## Begin Extracted material
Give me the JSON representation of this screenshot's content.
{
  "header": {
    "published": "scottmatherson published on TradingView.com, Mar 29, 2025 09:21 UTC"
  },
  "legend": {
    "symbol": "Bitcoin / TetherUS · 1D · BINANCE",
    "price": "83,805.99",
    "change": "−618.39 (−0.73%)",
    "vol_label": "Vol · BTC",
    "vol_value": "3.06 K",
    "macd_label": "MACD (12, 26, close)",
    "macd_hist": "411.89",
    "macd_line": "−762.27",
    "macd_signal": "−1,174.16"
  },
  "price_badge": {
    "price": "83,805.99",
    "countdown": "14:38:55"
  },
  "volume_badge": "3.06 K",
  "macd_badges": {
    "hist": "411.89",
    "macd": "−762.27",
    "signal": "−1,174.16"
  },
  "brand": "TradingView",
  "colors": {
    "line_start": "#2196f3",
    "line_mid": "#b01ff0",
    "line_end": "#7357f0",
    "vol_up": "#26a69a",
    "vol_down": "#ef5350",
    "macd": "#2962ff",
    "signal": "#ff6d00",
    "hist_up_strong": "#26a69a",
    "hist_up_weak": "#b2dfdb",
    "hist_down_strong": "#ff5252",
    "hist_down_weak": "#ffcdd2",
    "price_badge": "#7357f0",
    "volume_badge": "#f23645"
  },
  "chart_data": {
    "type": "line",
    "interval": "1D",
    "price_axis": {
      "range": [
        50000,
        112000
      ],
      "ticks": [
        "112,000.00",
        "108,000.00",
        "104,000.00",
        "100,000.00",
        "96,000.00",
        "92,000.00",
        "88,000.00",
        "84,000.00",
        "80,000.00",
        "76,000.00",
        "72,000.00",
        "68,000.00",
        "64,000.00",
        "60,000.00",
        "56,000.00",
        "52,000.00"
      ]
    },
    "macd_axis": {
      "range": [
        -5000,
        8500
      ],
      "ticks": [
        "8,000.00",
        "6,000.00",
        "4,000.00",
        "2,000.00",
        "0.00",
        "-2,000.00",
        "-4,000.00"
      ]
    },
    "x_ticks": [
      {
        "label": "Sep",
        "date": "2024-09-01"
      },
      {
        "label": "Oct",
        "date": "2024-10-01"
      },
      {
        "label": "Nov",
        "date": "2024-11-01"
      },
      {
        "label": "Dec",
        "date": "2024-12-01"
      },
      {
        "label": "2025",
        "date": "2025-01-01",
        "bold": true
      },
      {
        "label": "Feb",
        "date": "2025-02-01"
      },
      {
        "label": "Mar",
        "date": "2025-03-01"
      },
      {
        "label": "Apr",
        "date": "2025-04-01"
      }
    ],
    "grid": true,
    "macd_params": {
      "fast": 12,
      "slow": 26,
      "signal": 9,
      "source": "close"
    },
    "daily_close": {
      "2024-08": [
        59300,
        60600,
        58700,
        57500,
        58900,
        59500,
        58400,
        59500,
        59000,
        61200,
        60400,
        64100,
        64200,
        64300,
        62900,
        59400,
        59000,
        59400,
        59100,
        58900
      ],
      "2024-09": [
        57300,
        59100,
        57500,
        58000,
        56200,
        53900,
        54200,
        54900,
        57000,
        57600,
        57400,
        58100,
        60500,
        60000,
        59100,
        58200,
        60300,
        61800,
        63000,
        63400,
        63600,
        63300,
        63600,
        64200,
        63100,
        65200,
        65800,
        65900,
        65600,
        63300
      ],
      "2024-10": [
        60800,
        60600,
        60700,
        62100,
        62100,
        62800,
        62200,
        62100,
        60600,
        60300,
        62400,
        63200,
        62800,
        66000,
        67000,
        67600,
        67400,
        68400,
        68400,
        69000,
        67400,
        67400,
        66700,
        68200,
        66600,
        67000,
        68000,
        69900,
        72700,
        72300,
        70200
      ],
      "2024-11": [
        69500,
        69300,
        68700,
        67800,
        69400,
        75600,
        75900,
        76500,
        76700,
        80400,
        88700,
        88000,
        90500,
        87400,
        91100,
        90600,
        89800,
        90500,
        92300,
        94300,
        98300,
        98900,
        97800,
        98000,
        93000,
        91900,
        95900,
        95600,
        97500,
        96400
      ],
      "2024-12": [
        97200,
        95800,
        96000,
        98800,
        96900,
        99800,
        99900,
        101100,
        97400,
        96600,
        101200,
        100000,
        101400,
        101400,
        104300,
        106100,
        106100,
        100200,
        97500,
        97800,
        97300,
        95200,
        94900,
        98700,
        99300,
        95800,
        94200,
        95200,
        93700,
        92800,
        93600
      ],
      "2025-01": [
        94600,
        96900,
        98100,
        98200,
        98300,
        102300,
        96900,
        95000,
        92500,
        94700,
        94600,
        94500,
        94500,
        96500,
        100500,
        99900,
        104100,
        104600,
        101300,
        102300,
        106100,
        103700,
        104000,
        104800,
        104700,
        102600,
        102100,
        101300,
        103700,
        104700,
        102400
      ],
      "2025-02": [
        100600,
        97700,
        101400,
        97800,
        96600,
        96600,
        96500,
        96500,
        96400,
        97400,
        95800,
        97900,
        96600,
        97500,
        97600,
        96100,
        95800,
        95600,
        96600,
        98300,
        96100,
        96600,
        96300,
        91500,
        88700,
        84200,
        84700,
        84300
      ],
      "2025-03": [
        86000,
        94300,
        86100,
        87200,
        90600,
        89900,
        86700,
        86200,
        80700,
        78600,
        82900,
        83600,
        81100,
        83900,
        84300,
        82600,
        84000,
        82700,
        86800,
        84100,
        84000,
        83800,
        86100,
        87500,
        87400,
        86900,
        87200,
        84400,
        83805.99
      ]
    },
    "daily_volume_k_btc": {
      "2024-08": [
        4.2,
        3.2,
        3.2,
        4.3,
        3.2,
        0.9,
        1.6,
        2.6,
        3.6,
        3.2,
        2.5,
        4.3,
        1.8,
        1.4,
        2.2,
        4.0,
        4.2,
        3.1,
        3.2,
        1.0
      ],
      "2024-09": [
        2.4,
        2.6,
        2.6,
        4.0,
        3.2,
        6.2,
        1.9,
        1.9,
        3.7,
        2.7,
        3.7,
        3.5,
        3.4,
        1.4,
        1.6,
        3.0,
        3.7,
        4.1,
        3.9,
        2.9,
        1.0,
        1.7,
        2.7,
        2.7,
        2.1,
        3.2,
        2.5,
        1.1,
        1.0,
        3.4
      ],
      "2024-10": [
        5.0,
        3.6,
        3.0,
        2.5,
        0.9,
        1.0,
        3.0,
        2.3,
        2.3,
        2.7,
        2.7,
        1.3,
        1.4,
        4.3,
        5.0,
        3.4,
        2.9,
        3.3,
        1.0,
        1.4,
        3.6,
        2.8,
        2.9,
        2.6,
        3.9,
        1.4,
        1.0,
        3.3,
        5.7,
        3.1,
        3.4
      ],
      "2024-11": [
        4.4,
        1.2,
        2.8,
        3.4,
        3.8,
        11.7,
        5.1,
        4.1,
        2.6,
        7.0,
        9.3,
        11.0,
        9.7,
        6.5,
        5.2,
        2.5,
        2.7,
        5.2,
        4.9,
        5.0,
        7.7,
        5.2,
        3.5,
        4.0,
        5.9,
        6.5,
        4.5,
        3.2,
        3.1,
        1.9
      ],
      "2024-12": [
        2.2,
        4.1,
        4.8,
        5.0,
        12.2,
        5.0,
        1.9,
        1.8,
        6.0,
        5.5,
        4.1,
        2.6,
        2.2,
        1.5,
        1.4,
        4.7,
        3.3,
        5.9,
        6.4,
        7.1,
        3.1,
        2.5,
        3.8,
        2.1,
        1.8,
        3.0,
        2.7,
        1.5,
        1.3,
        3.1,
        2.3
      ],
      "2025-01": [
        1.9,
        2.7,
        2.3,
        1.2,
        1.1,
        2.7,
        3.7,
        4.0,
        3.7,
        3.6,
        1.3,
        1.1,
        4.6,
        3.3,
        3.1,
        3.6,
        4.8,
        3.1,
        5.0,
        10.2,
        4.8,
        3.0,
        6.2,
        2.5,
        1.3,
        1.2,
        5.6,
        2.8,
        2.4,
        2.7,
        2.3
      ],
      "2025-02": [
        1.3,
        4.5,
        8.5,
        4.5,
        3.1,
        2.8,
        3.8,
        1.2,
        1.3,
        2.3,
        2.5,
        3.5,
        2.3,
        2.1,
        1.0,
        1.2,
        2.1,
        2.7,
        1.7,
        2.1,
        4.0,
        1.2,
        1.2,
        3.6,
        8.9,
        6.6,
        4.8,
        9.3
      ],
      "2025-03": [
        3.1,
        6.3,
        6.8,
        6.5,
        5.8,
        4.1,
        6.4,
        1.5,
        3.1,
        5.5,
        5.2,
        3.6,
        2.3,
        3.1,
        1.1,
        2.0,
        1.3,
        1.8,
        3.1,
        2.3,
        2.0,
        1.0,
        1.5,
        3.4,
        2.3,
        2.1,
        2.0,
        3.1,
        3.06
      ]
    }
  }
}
## End Extracted material
> **The request**: Show all lines in the entries above where the string "TradingView" appears.

> **Solution to this exercise**:
    "published": "scottmatherson published on TradingView.com, Mar 29, 2025 09:21 UTC"
  "brand": "TradingView",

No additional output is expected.